• [Do this] Copy the lines of the items starting at the line that contains "- home-emphasis: Home: [814, 378, 860, 397]" and ending at the line that contains "- forward-arrow-icon: [397, 518, 447, 562]", including both of those lines.

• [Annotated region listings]
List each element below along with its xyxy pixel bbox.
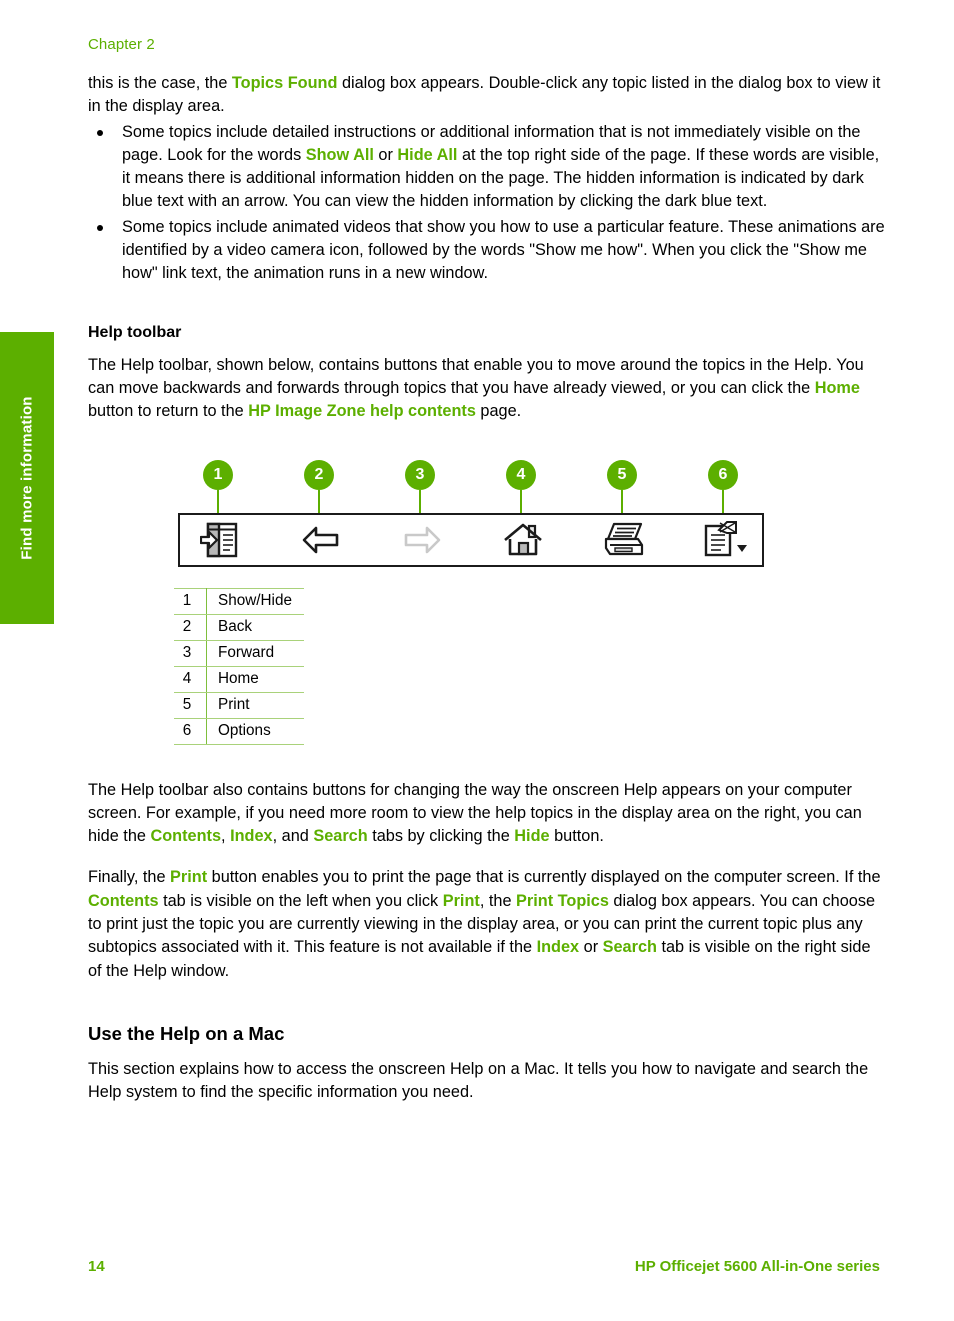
- home-emphasis: Home: [814, 378, 860, 397]
- print-part6: or: [579, 938, 603, 957]
- print-emphasis-1: Print: [170, 868, 208, 887]
- bullet-dot-icon: [97, 129, 103, 136]
- hide-emphasis: Hide: [514, 827, 550, 846]
- hide-part5: button.: [549, 827, 604, 846]
- callout-4: 4: [506, 459, 536, 490]
- footer-page-number: 14: [88, 1258, 105, 1275]
- hide-all-emphasis: Hide All: [397, 145, 458, 164]
- callout-3: 3: [405, 459, 435, 490]
- list-item: Some topics include detailed instruction…: [88, 121, 888, 214]
- forward-arrow-icon: [397, 518, 447, 562]
- hide-part4: tabs by clicking the: [367, 827, 515, 846]
- back-arrow-icon[interactable]: [296, 518, 346, 562]
- table-row: 4 Home: [174, 665, 304, 693]
- callout-leader-2: [318, 489, 320, 515]
- chapter-header: Chapter 2: [88, 36, 155, 53]
- bullet2-part1: Some topics include animated videos that…: [122, 217, 885, 283]
- side-thumb-tab: Find more information: [0, 332, 54, 624]
- callout-5: 5: [607, 459, 637, 490]
- toolbar-legend-table: 1 Show/Hide 2 Back 3 Forward 4 Home 5 Pr…: [174, 587, 304, 745]
- hide-tabs-paragraph: The Help toolbar also contains buttons f…: [88, 779, 888, 849]
- legend-number-6: 6: [174, 717, 207, 745]
- table-row: 6 Options: [174, 717, 304, 745]
- legend-label-3: Forward: [206, 639, 304, 667]
- index-emphasis: Index: [230, 827, 273, 846]
- help-toolbar-heading: Help toolbar: [88, 323, 182, 341]
- legend-label-6: Options: [206, 717, 304, 745]
- print-topics-emphasis: Print Topics: [516, 891, 609, 910]
- hide-part2: ,: [221, 827, 231, 846]
- footer-product-name: HP Officejet 5600 All-in-One series: [634, 1258, 880, 1275]
- print-part3: tab is visible on the left when you clic…: [158, 891, 443, 910]
- options-icon[interactable]: [700, 518, 750, 562]
- hp-image-zone-emphasis: HP Image Zone help contents: [248, 402, 476, 421]
- mac-section-heading: Use the Help on a Mac: [88, 1022, 285, 1044]
- legend-number-3: 3: [174, 639, 207, 667]
- table-row: 5 Print: [174, 691, 304, 719]
- print-part1: Finally, the: [88, 868, 171, 887]
- intro-bullet-list: Some topics include detailed instruction…: [88, 121, 888, 286]
- callout-1: 1: [203, 459, 233, 490]
- contents-emphasis: Contents: [150, 827, 222, 846]
- print-button-paragraph: Finally, the Print button enables you to…: [88, 866, 888, 982]
- contents-emphasis-2: Contents: [88, 891, 159, 910]
- continued-text-part1: this is the case, the: [88, 74, 232, 92]
- print-icon[interactable]: [599, 518, 649, 562]
- help-toolbar-intro-paragraph: The Help toolbar, shown below, contains …: [88, 354, 888, 424]
- legend-label-2: Back: [206, 613, 304, 641]
- mac-section-paragraph: This section explains how to access the …: [88, 1059, 869, 1102]
- legend-label-5: Print: [206, 691, 304, 719]
- legend-number-1: 1: [174, 587, 207, 615]
- toolbar-intro-part1: The Help toolbar, shown below, contains …: [88, 355, 864, 397]
- legend-label-1: Show/Hide: [206, 587, 304, 615]
- topics-found-emphasis: Topics Found: [231, 74, 338, 92]
- bullet-dot-icon: [97, 224, 103, 231]
- print-part4: , the: [479, 891, 517, 910]
- callout-leader-4: [520, 489, 522, 515]
- list-item: Some topics include animated videos that…: [88, 216, 888, 286]
- continued-paragraph: this is the case, the Topics Found dialo…: [88, 72, 888, 119]
- callout-leader-1: [217, 489, 219, 515]
- callout-leader-5: [621, 489, 623, 515]
- home-icon[interactable]: [498, 518, 548, 562]
- show-hide-icon[interactable]: [195, 518, 245, 562]
- callout-leader-3: [419, 489, 421, 515]
- hide-part3: , and: [272, 827, 314, 846]
- side-thumb-tab-label: Find more information: [18, 396, 36, 560]
- toolbar-intro-part3: page.: [475, 402, 522, 421]
- search-emphasis-2: Search: [602, 938, 657, 957]
- help-toolbar-figure: 1 2 3 4 5 6: [174, 459, 774, 578]
- index-emphasis-2: Index: [536, 938, 580, 957]
- bullet1-part2: or: [373, 145, 398, 164]
- legend-label-4: Home: [206, 665, 304, 693]
- print-emphasis-2: Print: [442, 891, 480, 910]
- table-row: 2 Back: [174, 613, 304, 641]
- callout-leader-6: [722, 489, 724, 515]
- callout-2: 2: [304, 459, 334, 490]
- print-part2: button enables you to print the page tha…: [207, 868, 881, 887]
- toolbar-intro-part2: button to return to the: [88, 402, 249, 421]
- search-emphasis: Search: [313, 827, 368, 846]
- table-row: 3 Forward: [174, 639, 304, 667]
- legend-number-2: 2: [174, 613, 207, 641]
- table-row: 1 Show/Hide: [174, 587, 304, 615]
- legend-number-4: 4: [174, 665, 207, 693]
- show-all-emphasis: Show All: [305, 145, 374, 164]
- page-content: this is the case, the Topics Found dialo…: [88, 72, 888, 1105]
- help-toolbar-strip: [178, 512, 764, 567]
- callout-6: 6: [708, 459, 738, 490]
- page-footer: 14 HP Officejet 5600 All-in-One series: [88, 1258, 880, 1275]
- legend-number-5: 5: [174, 691, 207, 719]
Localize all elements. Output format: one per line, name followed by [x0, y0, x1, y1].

• [Result of this exercise]
- home-emphasis: Home: [814, 378, 860, 397]
- print-part6: or: [579, 938, 603, 957]
- print-emphasis-1: Print: [170, 868, 208, 887]
- bullet-dot-icon: [97, 129, 103, 136]
- hide-emphasis: Hide: [514, 827, 550, 846]
- hide-part5: button.: [549, 827, 604, 846]
- callout-4: 4: [506, 459, 536, 490]
- footer-page-number: 14: [88, 1258, 105, 1275]
- hide-all-emphasis: Hide All: [397, 145, 458, 164]
- callout-3: 3: [405, 459, 435, 490]
- list-item: Some topics include detailed instruction…: [88, 121, 888, 214]
- forward-arrow-icon: [397, 518, 447, 562]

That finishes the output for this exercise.